■ What is needed
Check each line of the material below, and copy it if it holds the string "JSON".

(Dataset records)
● ● ● ●

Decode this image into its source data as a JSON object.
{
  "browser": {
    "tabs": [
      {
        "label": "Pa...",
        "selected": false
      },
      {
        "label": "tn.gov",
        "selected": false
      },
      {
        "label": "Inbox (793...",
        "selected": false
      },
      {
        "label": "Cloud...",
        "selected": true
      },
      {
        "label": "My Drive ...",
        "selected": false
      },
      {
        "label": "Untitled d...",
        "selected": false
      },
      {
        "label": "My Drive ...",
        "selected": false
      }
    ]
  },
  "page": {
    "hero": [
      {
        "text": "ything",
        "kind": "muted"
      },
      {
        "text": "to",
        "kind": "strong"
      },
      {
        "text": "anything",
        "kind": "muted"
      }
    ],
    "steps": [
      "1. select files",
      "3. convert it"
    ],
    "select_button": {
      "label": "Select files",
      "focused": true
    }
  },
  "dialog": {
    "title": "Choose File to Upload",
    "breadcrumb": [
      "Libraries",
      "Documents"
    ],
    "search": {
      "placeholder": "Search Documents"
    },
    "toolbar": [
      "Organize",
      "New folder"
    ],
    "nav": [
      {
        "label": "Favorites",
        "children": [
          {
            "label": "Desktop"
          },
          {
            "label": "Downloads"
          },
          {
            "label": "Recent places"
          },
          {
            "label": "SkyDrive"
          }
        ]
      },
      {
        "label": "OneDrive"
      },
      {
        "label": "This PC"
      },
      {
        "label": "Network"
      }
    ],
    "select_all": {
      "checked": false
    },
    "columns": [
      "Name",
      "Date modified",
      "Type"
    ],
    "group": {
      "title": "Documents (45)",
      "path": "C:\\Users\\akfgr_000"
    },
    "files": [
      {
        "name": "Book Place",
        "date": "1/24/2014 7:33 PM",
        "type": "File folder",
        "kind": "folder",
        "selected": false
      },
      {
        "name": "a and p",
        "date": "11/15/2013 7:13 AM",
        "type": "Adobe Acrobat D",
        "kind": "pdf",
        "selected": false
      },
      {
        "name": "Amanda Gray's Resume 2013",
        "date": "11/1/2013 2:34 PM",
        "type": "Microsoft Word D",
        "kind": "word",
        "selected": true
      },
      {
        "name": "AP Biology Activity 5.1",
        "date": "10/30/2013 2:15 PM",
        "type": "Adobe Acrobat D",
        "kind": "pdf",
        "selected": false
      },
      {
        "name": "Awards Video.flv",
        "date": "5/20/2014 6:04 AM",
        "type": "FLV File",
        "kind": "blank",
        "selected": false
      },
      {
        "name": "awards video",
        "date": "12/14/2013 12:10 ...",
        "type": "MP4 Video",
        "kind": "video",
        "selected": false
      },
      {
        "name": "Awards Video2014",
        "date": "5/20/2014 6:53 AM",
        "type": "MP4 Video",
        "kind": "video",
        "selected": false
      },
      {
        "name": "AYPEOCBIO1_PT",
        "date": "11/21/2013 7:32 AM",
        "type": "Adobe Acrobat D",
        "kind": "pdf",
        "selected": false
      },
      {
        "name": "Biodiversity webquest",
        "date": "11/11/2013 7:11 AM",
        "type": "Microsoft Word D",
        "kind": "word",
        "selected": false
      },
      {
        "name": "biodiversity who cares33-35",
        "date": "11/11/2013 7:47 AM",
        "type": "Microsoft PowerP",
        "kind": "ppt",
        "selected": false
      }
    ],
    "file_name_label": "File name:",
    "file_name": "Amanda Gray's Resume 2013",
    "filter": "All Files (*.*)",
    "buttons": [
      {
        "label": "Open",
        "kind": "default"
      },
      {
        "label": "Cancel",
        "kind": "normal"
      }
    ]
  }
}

● ● ● ●

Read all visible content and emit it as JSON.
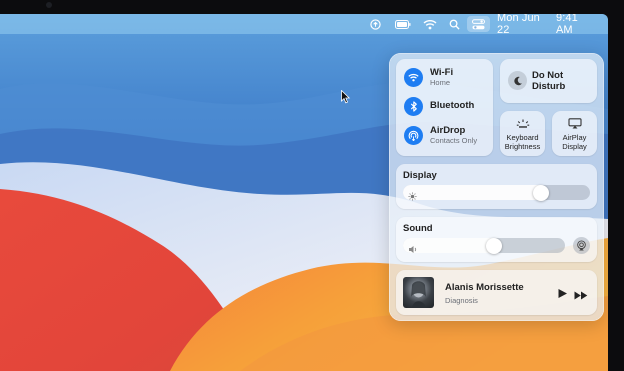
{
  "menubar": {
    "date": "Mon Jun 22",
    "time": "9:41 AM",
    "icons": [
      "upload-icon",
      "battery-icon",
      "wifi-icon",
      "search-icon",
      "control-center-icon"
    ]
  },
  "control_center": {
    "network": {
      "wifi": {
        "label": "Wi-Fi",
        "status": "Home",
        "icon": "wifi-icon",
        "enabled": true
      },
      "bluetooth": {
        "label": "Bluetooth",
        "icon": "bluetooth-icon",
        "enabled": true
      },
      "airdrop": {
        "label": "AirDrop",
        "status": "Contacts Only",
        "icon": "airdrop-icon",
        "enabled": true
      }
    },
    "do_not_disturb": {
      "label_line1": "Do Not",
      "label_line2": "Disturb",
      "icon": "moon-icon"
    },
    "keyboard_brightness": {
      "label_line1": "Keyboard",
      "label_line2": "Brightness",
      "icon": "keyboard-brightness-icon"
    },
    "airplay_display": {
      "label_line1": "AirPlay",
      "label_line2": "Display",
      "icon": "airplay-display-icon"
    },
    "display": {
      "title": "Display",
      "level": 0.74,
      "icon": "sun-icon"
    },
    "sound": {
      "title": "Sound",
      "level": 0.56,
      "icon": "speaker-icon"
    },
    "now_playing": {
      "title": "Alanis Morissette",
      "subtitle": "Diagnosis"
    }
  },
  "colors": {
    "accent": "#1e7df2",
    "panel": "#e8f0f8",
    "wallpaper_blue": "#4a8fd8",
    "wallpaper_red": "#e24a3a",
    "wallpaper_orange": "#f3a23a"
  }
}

● ● ● ●

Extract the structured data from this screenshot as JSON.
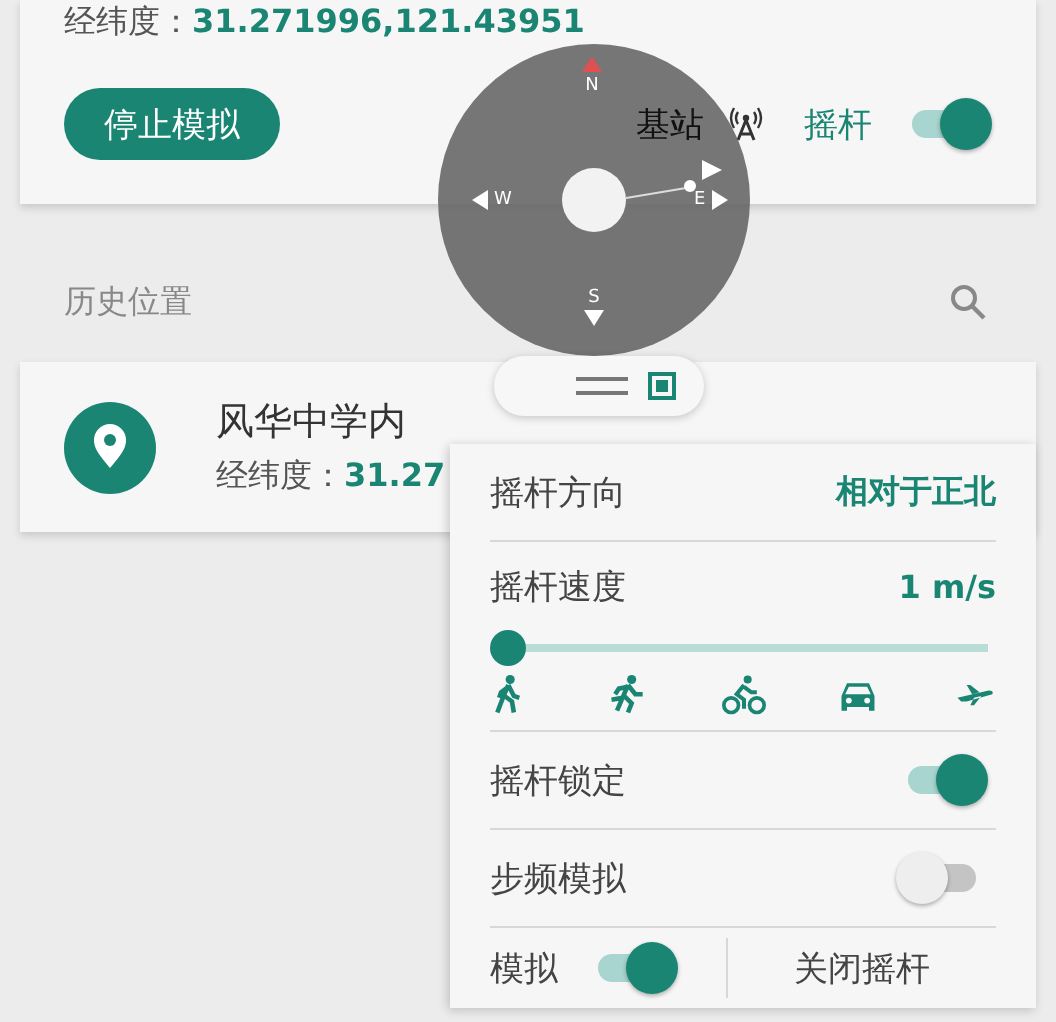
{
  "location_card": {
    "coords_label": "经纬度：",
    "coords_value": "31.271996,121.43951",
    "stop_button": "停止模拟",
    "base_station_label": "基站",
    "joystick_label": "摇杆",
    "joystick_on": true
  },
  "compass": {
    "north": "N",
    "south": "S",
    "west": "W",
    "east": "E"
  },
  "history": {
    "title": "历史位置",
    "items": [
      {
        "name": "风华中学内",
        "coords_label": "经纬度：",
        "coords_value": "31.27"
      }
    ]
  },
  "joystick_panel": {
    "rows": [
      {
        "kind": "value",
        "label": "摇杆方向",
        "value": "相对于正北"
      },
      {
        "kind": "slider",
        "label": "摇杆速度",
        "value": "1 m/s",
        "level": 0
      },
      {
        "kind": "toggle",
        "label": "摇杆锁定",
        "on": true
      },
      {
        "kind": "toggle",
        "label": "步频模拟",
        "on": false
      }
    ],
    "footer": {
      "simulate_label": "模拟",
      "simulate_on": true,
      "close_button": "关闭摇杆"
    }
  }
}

● ● ● ●

■ Written response
Decode this image into its source data as a JSON object.
Read all visible content and emit it as JSON.
Extract the structured data from this screenshot as JSON.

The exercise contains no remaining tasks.